### [TASK]
Below are records. Copy every line with "Curve" in it.

### [WORKING DATA]

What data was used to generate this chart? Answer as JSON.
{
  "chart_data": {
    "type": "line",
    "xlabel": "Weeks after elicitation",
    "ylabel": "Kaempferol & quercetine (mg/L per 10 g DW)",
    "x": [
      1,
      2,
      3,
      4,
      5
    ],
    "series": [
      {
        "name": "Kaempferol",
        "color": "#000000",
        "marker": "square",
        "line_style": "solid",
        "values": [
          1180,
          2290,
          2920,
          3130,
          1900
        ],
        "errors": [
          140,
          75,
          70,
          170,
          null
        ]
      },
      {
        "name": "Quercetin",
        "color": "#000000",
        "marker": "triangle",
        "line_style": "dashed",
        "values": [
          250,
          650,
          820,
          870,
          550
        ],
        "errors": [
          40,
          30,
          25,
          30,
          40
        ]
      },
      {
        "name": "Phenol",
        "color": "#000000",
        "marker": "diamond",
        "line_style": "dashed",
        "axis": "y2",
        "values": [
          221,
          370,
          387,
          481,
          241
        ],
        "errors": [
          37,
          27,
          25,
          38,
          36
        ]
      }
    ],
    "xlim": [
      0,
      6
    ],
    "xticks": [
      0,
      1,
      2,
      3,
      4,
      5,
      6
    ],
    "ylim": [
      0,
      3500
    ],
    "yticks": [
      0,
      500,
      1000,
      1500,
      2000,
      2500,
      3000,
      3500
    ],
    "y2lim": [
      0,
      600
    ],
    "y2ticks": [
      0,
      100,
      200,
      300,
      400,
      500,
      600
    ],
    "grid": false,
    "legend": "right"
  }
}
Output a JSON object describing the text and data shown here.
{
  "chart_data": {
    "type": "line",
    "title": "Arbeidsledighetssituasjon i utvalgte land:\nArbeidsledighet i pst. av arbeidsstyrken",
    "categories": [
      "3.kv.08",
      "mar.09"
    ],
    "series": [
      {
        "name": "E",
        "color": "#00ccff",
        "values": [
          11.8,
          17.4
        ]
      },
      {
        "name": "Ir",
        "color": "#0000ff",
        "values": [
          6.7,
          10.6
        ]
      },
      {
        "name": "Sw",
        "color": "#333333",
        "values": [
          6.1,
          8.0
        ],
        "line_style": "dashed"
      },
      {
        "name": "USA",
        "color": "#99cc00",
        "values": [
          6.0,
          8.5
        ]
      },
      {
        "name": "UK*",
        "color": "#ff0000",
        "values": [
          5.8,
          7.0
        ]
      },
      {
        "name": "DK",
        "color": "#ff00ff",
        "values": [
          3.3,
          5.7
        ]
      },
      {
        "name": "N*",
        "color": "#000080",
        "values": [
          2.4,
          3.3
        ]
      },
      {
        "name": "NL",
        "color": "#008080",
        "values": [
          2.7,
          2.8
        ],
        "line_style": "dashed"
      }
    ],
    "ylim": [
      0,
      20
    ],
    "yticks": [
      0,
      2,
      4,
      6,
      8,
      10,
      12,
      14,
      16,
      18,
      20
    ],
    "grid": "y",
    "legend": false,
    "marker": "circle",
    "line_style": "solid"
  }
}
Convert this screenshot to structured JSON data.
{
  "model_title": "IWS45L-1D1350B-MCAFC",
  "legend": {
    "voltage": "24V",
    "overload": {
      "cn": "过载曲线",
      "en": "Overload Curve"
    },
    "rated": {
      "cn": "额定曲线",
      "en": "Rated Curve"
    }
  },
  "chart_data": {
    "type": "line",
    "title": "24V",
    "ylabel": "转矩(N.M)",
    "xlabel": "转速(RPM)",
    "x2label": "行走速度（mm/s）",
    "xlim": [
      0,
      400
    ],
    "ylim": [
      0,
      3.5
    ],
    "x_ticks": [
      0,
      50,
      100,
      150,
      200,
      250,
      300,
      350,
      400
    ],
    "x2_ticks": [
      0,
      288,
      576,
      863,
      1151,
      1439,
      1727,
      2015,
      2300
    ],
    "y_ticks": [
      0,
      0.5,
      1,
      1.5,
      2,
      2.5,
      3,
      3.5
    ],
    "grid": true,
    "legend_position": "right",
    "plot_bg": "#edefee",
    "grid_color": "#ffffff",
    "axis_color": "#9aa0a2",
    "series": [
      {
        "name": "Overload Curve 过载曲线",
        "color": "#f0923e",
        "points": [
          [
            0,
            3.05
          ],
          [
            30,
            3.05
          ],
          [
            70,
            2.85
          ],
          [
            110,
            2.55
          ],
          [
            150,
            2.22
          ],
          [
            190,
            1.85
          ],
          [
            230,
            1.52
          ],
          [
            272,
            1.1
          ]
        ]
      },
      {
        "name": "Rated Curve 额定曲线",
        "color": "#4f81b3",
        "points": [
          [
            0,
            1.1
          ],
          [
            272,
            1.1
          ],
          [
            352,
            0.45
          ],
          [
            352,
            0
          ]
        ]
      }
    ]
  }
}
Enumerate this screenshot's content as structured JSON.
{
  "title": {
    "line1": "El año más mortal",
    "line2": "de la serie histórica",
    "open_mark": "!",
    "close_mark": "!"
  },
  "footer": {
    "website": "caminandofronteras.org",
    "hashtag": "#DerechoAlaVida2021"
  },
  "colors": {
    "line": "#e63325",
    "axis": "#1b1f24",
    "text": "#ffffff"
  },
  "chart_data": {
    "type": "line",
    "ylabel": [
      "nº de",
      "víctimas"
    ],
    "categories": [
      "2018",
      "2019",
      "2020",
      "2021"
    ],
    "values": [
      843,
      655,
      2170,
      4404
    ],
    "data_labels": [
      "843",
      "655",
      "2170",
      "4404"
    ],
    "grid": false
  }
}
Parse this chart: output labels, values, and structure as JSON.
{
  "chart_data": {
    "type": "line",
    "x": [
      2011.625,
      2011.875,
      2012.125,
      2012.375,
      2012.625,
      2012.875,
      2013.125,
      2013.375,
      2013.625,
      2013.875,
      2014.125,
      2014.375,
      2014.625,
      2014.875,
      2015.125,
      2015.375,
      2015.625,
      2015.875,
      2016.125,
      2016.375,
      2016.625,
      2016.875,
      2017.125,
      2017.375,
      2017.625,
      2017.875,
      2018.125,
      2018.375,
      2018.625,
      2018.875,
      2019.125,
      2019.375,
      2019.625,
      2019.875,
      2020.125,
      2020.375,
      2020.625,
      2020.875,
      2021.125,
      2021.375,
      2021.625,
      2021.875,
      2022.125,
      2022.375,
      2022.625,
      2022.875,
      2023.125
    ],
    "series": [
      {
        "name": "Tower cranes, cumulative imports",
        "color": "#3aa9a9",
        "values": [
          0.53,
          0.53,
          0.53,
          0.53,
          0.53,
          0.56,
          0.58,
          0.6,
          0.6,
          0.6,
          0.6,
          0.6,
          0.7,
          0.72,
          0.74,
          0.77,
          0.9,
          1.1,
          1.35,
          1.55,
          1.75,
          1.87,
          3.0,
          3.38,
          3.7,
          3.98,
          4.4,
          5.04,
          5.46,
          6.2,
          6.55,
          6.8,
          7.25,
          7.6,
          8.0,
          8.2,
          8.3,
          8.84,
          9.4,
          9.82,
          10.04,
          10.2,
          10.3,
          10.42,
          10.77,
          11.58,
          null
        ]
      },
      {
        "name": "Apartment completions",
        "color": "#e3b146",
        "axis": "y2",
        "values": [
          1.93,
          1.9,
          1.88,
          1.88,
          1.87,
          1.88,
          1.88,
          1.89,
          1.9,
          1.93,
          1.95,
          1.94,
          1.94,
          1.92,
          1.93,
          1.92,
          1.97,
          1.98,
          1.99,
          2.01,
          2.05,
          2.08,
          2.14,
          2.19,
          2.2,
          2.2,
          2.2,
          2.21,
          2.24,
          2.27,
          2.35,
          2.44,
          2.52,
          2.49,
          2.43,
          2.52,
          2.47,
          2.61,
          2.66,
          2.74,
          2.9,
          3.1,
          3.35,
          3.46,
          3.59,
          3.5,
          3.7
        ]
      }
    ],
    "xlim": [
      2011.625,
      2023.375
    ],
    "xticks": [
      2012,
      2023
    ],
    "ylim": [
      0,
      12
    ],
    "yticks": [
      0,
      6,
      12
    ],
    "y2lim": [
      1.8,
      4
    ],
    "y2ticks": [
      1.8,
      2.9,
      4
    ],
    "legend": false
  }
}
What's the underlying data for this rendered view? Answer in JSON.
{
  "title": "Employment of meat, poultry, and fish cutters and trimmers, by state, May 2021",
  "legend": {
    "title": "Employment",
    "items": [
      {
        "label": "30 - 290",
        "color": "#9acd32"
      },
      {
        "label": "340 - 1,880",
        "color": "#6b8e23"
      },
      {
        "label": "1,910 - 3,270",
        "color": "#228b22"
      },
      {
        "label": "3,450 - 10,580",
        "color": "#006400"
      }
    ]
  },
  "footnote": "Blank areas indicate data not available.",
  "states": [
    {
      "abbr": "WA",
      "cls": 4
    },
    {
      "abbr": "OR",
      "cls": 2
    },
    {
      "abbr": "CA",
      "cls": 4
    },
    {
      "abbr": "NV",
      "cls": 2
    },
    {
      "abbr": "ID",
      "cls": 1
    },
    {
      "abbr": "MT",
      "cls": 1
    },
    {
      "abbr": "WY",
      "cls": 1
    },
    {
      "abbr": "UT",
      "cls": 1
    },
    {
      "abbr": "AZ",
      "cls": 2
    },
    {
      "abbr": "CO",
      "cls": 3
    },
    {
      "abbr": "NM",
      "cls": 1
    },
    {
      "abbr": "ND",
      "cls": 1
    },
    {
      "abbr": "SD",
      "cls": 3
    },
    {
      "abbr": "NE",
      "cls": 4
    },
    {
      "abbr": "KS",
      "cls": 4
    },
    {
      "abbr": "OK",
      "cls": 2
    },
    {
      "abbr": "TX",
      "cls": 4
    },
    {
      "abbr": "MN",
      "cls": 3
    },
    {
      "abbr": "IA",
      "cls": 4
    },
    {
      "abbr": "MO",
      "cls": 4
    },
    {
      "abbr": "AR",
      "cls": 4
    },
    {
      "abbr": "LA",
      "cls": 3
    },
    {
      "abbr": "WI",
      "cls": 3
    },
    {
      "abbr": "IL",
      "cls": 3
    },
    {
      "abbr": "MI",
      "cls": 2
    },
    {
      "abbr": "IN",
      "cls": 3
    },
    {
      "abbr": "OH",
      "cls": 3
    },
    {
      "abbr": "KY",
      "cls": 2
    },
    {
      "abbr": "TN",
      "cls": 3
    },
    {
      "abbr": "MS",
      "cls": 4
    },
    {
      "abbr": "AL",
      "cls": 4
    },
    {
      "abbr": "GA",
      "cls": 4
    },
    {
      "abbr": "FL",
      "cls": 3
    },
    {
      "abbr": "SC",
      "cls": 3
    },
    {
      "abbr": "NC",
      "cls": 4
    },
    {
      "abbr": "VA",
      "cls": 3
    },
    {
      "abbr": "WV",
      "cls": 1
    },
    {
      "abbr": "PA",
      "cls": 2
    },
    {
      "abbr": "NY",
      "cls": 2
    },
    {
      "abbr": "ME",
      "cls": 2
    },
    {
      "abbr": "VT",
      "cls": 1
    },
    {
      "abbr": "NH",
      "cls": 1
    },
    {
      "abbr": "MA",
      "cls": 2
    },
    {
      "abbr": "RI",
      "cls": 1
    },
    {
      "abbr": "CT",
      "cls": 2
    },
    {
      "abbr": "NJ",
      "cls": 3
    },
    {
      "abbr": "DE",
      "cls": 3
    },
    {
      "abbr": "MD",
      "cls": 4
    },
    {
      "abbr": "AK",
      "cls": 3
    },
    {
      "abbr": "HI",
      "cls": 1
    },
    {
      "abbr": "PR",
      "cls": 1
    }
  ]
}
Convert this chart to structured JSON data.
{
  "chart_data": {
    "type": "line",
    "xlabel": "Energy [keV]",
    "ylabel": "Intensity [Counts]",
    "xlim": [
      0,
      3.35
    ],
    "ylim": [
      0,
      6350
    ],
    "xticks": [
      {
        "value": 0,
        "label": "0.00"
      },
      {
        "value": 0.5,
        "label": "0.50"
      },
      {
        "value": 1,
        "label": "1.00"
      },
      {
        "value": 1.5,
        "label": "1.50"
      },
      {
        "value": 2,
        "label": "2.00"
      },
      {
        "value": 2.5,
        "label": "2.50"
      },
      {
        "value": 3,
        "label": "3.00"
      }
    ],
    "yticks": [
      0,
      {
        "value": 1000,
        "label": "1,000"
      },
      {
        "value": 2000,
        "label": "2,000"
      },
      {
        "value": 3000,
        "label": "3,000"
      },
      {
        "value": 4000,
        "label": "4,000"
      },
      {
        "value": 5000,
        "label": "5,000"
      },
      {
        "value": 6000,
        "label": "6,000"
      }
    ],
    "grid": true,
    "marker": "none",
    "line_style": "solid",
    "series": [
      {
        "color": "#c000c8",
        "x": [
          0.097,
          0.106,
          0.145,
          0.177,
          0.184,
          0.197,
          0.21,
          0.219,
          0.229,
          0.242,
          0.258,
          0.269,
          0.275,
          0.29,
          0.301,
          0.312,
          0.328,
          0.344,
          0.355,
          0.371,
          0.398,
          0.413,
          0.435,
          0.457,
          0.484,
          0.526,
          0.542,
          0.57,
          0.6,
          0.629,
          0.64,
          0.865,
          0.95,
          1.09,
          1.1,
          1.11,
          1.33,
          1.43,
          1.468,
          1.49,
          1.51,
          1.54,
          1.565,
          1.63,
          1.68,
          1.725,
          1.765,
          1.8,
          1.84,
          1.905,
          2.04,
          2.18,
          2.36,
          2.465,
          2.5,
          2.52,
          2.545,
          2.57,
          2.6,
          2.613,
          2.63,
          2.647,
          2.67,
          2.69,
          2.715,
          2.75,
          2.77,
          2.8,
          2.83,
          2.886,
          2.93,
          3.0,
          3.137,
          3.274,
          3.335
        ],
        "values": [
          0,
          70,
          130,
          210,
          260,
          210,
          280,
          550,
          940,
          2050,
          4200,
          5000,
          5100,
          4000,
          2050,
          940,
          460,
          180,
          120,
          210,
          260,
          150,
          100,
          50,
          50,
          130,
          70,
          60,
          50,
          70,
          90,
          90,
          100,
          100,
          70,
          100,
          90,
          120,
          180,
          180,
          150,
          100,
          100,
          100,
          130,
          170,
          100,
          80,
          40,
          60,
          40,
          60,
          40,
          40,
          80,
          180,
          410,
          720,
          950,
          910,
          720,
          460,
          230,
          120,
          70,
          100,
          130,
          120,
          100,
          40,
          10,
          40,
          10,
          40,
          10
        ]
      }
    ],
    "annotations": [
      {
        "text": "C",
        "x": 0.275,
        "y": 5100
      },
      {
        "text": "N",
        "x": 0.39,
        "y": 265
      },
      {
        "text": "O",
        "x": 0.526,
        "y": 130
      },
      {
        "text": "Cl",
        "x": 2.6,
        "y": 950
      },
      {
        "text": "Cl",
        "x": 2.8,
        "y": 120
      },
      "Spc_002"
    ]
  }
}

### [OUTPUT FOR THIS EXERCISE]
      "en": "Overload Curve"
      "en": "Rated Curve"
        "name": "Overload Curve 过载曲线",
        "name": "Rated Curve 额定曲线",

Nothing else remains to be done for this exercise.